■ JOB: Identify and copy all lines of the material where the string "page" is found.

** begin ENTRIES **

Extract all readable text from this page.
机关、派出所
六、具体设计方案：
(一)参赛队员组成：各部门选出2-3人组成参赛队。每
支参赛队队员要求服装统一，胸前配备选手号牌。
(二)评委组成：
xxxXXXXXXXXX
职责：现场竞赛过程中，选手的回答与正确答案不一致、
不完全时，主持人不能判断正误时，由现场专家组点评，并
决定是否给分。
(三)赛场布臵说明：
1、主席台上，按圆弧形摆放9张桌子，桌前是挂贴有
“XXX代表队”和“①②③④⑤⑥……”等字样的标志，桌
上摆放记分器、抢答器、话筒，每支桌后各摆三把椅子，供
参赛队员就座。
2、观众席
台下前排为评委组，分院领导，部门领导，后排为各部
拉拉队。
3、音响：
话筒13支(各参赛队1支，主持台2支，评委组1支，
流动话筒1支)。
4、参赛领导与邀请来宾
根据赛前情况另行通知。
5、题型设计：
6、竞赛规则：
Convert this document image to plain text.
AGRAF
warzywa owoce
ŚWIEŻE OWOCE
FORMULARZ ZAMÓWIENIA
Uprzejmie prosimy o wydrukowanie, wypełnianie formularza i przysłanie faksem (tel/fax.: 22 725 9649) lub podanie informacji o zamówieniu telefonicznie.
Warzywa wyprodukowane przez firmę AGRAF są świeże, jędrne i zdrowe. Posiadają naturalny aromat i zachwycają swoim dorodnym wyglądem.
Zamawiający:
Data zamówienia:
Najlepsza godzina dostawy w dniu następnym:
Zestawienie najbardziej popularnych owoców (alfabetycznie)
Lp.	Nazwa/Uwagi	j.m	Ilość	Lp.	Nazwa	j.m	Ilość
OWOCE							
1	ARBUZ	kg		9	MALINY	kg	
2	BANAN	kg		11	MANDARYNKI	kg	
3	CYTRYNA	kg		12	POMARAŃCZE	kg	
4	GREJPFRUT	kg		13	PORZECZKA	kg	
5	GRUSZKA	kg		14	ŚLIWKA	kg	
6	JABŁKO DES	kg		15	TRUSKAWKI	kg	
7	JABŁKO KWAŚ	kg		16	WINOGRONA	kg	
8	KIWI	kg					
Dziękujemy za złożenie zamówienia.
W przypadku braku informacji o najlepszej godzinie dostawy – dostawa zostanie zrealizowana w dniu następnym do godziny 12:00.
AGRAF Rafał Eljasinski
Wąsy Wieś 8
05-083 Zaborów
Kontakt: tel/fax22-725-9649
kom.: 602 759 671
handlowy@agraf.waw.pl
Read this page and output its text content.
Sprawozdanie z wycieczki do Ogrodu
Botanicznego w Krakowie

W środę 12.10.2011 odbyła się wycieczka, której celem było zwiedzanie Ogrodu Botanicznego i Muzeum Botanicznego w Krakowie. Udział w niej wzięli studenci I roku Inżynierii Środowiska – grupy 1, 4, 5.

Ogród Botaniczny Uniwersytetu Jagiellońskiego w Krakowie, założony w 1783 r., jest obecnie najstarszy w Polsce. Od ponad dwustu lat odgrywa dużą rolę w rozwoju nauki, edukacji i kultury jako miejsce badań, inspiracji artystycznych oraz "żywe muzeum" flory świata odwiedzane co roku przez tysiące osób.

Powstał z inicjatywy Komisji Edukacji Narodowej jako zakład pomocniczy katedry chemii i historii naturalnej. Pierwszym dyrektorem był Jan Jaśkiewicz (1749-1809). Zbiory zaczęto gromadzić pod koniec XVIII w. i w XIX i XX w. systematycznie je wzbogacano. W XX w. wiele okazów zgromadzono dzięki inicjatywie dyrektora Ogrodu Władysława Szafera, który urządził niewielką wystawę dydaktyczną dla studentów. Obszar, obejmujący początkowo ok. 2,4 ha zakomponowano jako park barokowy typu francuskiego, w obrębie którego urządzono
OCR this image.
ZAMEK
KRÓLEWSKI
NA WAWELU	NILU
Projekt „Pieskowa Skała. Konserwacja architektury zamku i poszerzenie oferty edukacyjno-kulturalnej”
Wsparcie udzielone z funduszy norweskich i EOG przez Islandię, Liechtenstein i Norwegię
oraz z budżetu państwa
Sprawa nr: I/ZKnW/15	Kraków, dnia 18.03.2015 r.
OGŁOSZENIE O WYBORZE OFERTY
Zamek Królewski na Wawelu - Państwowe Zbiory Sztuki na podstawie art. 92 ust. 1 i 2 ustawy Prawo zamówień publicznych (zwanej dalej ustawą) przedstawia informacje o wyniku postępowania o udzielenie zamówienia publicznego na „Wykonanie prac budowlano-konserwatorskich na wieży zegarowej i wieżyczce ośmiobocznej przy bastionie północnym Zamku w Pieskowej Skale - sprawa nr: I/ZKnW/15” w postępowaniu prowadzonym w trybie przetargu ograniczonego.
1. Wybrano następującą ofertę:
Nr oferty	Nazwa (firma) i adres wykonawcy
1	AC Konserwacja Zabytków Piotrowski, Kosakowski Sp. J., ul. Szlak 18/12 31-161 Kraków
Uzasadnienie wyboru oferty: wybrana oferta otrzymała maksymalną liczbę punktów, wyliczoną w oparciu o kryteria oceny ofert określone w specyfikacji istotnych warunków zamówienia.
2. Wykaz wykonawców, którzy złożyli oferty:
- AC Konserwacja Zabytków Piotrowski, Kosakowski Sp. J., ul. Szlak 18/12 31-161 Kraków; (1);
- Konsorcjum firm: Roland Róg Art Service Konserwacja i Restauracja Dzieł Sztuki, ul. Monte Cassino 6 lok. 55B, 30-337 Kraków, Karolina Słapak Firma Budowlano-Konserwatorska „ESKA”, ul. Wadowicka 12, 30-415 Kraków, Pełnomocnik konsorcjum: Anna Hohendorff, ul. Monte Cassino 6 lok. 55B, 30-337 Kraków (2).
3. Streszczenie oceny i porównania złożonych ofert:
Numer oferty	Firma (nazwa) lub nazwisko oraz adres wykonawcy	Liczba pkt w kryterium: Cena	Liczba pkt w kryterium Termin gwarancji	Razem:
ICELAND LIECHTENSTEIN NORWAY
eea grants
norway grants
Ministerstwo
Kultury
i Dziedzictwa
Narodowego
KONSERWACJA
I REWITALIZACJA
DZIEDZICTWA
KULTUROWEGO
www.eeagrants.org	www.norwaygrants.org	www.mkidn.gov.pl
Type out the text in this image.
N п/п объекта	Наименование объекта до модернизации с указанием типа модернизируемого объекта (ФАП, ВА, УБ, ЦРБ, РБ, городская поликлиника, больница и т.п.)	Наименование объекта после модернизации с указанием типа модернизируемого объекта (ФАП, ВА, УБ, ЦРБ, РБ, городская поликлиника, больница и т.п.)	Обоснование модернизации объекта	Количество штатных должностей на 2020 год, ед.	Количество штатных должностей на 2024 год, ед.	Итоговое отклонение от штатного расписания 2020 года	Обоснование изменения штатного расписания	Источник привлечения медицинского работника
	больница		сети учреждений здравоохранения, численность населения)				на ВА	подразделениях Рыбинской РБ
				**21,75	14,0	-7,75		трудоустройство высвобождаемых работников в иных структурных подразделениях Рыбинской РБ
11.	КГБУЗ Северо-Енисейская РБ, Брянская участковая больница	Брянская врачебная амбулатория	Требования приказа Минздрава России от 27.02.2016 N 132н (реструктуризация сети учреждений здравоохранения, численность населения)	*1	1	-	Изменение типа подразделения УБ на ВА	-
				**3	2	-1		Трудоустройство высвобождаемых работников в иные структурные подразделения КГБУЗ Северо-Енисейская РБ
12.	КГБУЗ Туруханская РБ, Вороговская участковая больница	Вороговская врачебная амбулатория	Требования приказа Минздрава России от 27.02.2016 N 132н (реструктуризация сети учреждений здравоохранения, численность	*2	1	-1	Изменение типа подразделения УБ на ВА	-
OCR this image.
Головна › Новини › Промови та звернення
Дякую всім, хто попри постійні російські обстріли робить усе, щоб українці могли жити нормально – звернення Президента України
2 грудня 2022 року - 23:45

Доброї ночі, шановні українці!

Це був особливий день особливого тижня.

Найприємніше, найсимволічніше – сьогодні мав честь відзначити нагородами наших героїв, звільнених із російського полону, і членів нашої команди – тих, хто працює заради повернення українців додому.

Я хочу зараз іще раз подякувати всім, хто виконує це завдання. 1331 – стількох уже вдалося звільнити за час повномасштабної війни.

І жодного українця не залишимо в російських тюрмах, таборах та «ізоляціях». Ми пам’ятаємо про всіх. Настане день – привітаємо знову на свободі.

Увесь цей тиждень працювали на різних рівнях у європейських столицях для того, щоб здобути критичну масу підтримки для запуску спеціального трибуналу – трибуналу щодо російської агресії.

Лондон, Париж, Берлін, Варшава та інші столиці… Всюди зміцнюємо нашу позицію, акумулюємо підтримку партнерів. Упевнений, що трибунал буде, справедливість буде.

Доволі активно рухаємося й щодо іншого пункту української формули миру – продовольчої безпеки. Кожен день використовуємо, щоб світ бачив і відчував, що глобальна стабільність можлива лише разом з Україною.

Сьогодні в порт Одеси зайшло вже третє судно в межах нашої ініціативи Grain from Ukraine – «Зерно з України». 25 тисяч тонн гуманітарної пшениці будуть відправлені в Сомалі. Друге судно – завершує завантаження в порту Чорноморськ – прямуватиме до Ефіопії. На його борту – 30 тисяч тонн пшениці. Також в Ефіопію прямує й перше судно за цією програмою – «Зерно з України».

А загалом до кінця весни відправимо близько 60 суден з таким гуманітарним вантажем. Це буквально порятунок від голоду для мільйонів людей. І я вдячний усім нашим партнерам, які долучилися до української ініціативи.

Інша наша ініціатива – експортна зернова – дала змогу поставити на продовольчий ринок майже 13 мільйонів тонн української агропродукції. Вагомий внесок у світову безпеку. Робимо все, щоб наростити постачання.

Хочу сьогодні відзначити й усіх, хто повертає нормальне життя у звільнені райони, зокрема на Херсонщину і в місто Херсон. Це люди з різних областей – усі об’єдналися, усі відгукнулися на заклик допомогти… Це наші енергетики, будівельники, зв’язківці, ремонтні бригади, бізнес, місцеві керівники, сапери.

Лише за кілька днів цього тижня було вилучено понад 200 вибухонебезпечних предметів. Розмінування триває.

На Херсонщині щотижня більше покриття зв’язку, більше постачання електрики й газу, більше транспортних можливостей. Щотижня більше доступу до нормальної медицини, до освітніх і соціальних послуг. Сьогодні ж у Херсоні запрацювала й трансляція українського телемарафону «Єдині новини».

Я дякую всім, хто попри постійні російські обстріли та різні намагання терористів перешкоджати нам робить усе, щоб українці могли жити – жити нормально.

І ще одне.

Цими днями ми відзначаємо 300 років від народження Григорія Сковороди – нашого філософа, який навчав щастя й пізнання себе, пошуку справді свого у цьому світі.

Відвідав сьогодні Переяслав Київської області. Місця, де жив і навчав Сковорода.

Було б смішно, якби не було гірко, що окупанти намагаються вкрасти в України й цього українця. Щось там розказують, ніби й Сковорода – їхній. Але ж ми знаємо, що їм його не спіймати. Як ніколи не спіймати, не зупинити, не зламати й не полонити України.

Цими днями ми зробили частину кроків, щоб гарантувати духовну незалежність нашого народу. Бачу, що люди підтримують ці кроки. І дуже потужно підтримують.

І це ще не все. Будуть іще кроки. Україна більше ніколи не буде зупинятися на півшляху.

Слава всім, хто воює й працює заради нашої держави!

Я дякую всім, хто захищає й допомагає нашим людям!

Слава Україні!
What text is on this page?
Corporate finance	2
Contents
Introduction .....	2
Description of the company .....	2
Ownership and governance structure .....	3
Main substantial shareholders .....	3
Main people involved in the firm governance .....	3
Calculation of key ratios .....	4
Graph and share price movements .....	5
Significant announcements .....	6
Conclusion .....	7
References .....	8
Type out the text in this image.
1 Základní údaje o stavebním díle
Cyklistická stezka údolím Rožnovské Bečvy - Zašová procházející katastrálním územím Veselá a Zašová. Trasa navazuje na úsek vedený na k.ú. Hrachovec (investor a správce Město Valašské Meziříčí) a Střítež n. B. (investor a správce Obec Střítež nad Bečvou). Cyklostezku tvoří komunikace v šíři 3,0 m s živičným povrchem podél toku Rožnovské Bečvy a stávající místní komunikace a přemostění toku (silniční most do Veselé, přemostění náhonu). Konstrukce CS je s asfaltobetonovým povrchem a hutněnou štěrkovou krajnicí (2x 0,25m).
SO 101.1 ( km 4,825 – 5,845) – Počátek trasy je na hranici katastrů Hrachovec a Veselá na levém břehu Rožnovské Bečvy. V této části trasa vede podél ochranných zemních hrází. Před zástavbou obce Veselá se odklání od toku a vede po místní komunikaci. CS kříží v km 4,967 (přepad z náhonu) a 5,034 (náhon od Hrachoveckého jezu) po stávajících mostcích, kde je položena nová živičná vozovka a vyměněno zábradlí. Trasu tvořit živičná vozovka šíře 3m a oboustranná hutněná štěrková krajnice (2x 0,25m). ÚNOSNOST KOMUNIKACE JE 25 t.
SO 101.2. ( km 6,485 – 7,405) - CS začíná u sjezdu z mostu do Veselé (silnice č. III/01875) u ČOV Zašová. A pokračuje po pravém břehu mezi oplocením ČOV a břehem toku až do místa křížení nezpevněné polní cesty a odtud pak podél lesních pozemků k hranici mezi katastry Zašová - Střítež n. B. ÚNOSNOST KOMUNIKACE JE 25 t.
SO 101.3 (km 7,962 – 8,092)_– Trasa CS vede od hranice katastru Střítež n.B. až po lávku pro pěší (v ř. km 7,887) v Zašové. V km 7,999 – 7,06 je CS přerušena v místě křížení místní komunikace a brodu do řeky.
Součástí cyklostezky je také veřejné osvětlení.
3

** end ENTRIES **

■ THE REPLY:
Extract all readable text from this page.
Read this page and output its text content.
What text is on this page?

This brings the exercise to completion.